Dataset records:
⟨
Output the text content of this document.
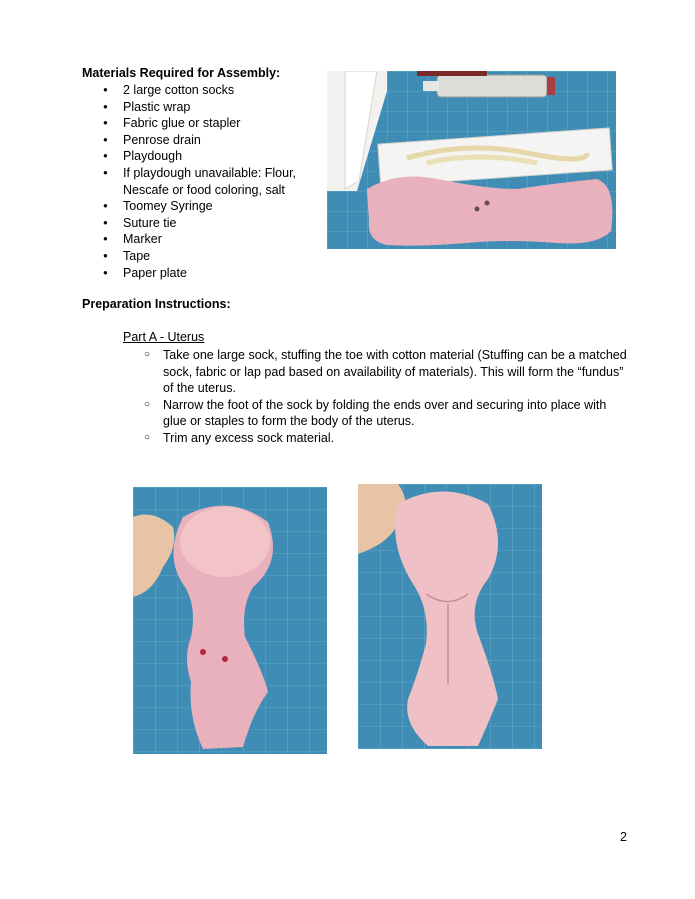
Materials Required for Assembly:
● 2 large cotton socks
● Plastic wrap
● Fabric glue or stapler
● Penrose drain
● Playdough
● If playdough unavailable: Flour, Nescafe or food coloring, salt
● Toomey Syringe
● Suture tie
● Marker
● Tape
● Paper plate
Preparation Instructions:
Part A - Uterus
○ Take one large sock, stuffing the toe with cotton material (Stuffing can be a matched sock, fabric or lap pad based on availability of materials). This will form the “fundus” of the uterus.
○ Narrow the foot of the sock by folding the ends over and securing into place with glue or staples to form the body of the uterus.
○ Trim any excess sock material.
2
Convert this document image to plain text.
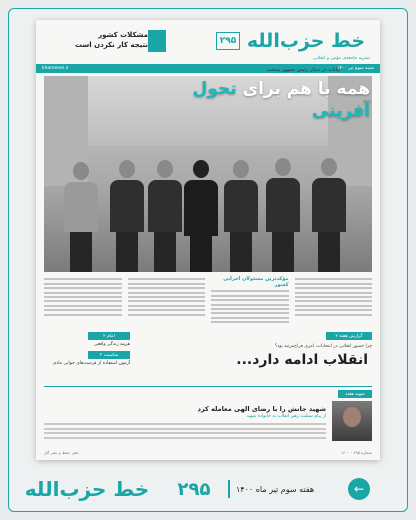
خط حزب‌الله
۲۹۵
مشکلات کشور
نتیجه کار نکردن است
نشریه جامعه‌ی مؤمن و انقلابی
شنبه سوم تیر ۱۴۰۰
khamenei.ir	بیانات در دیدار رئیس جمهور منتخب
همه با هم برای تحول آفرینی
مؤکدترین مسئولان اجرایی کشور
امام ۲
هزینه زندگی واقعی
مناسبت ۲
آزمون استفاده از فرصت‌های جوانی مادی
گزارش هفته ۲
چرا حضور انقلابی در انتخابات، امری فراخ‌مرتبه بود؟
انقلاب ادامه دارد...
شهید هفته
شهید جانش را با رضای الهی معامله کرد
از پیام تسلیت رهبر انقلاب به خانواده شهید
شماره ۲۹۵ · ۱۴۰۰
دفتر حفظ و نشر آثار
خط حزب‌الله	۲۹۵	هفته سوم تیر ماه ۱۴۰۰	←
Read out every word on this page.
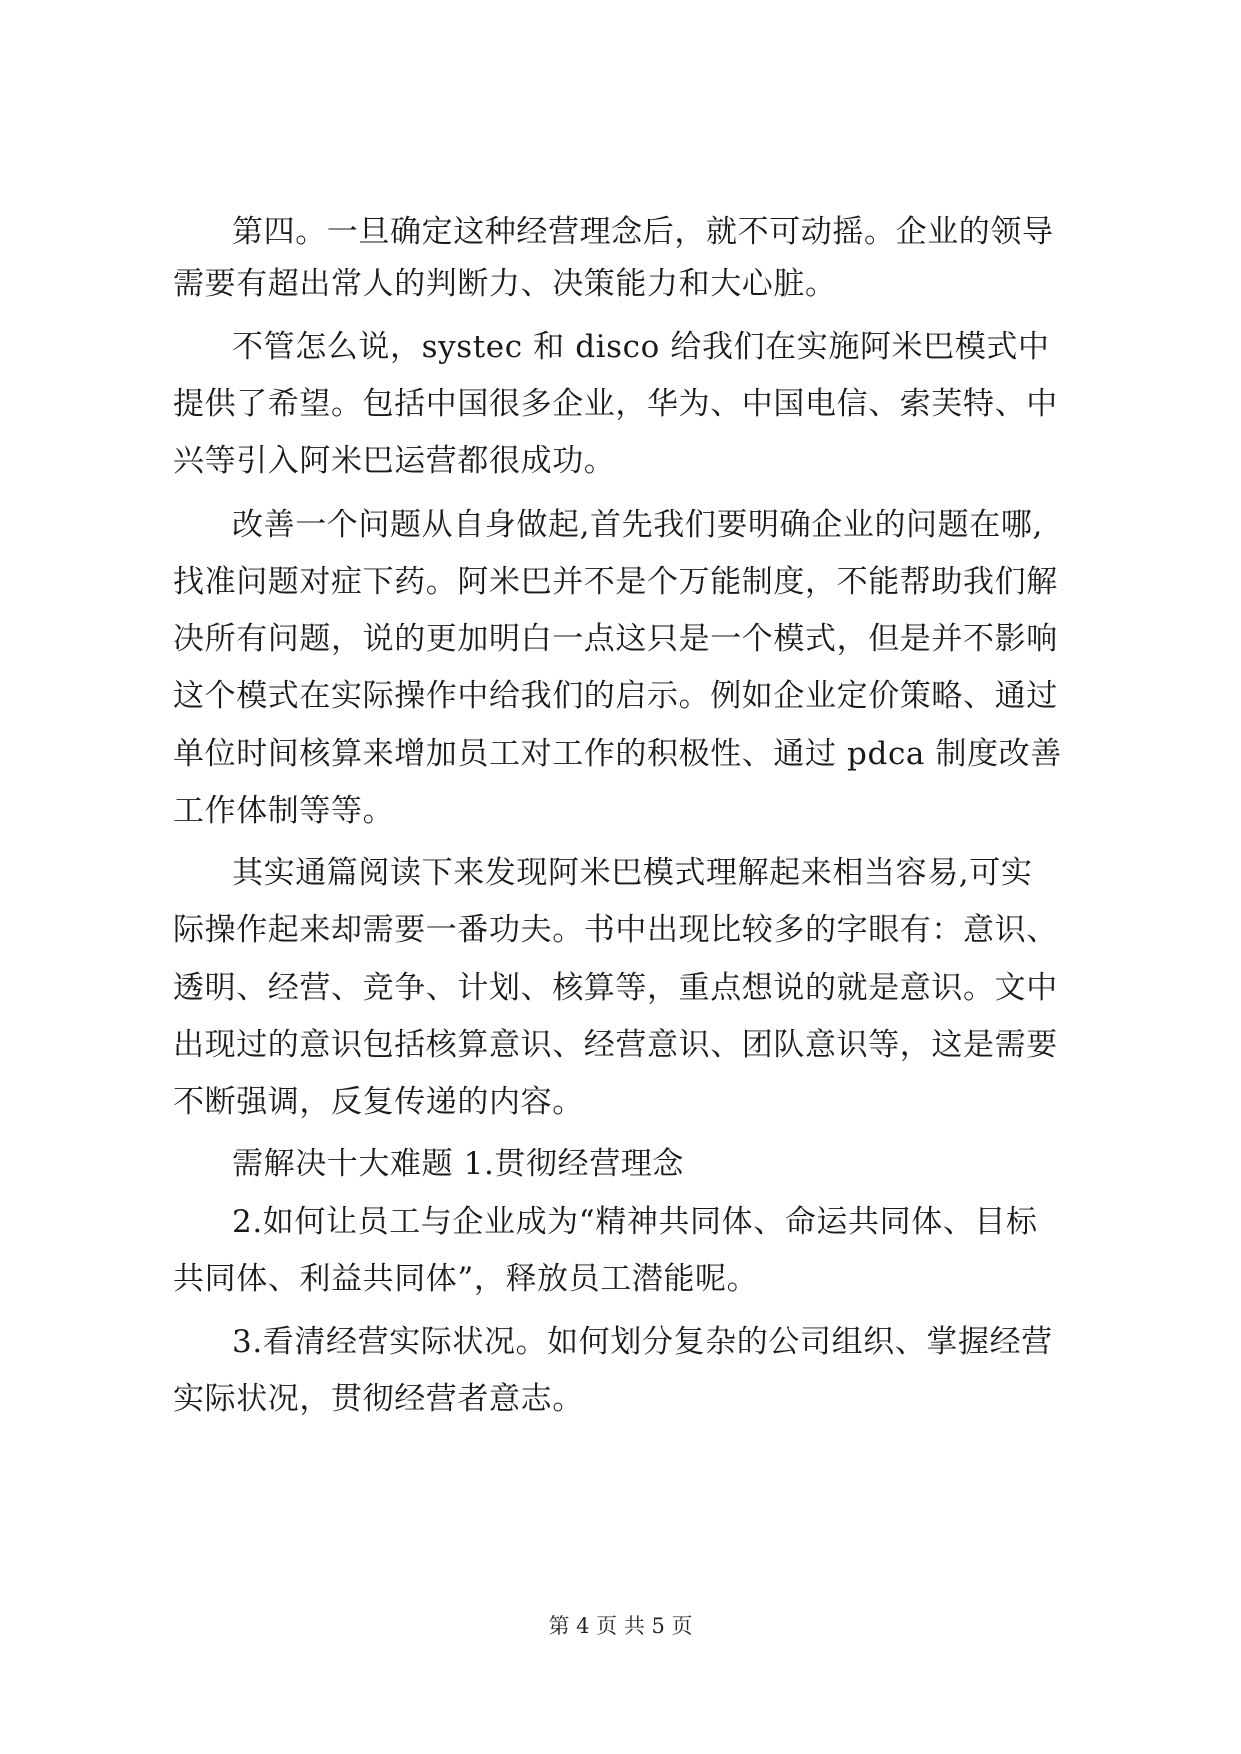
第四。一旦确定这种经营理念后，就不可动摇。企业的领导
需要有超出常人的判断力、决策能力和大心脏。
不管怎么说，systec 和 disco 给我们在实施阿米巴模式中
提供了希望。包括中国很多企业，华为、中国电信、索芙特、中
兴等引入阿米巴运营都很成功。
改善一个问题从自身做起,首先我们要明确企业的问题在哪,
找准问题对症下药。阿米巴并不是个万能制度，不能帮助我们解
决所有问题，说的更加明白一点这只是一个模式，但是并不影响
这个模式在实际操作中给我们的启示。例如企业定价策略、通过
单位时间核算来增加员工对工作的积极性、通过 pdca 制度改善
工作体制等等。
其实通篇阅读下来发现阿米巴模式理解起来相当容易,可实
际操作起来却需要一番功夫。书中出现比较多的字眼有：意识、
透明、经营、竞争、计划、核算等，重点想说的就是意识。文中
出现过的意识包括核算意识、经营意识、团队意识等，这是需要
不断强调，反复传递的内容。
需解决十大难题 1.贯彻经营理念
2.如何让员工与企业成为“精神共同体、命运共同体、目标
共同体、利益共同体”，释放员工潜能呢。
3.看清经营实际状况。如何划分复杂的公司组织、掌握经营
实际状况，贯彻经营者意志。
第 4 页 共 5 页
⟩
- What you will do
Restate the listing above word for word, and skip the pictures.

- Reply to the exercise
Output the text content of this document.
Materials Required for Assembly:
● 2 large cotton socks
● Plastic wrap
● Fabric glue or stapler
● Penrose drain
● Playdough
● If playdough unavailable: Flour, Nescafe or food coloring, salt
● Toomey Syringe
● Suture tie
● Marker
● Tape
● Paper plate
Preparation Instructions:
Part A - Uterus
○ Take one large sock, stuffing the toe with cotton material (Stuffing can be a matched sock, fabric or lap pad based on availability of materials). This will form the “fundus” of the uterus.
○ Narrow the foot of the sock by folding the ends over and securing into place with glue or staples to form the body of the uterus.
○ Trim any excess sock material.
2
Convert this document image to plain text.
خط حزب‌الله
۲۹۵
مشکلات کشور
نتیجه کار نکردن است
نشریه جامعه‌ی مؤمن و انقلابی
شنبه سوم تیر ۱۴۰۰
khamenei.ir	بیانات در دیدار رئیس جمهور منتخب
همه با هم برای تحول آفرینی
مؤکدترین مسئولان اجرایی کشور
امام ۲
هزینه زندگی واقعی
مناسبت ۲
آزمون استفاده از فرصت‌های جوانی مادی
گزارش هفته ۲
چرا حضور انقلابی در انتخابات، امری فراخ‌مرتبه بود؟
انقلاب ادامه دارد...
شهید هفته
شهید جانش را با رضای الهی معامله کرد
از پیام تسلیت رهبر انقلاب به خانواده شهید
شماره ۲۹۵ · ۱۴۰۰
دفتر حفظ و نشر آثار
خط حزب‌الله	۲۹۵	هفته سوم تیر ماه ۱۴۰۰	←
Read out every word on this page.
第四。一旦确定这种经营理念后，就不可动摇。企业的领导
需要有超出常人的判断力、决策能力和大心脏。
不管怎么说，systec 和 disco 给我们在实施阿米巴模式中
提供了希望。包括中国很多企业，华为、中国电信、索芙特、中
兴等引入阿米巴运营都很成功。
改善一个问题从自身做起,首先我们要明确企业的问题在哪,
找准问题对症下药。阿米巴并不是个万能制度，不能帮助我们解
决所有问题，说的更加明白一点这只是一个模式，但是并不影响
这个模式在实际操作中给我们的启示。例如企业定价策略、通过
单位时间核算来增加员工对工作的积极性、通过 pdca 制度改善
工作体制等等。
其实通篇阅读下来发现阿米巴模式理解起来相当容易,可实
际操作起来却需要一番功夫。书中出现比较多的字眼有：意识、
透明、经营、竞争、计划、核算等，重点想说的就是意识。文中
出现过的意识包括核算意识、经营意识、团队意识等，这是需要
不断强调，反复传递的内容。
需解决十大难题 1.贯彻经营理念
2.如何让员工与企业成为“精神共同体、命运共同体、目标
共同体、利益共同体”，释放员工潜能呢。
3.看清经营实际状况。如何划分复杂的公司组织、掌握经营
实际状况，贯彻经营者意志。
第 4 页 共 5 页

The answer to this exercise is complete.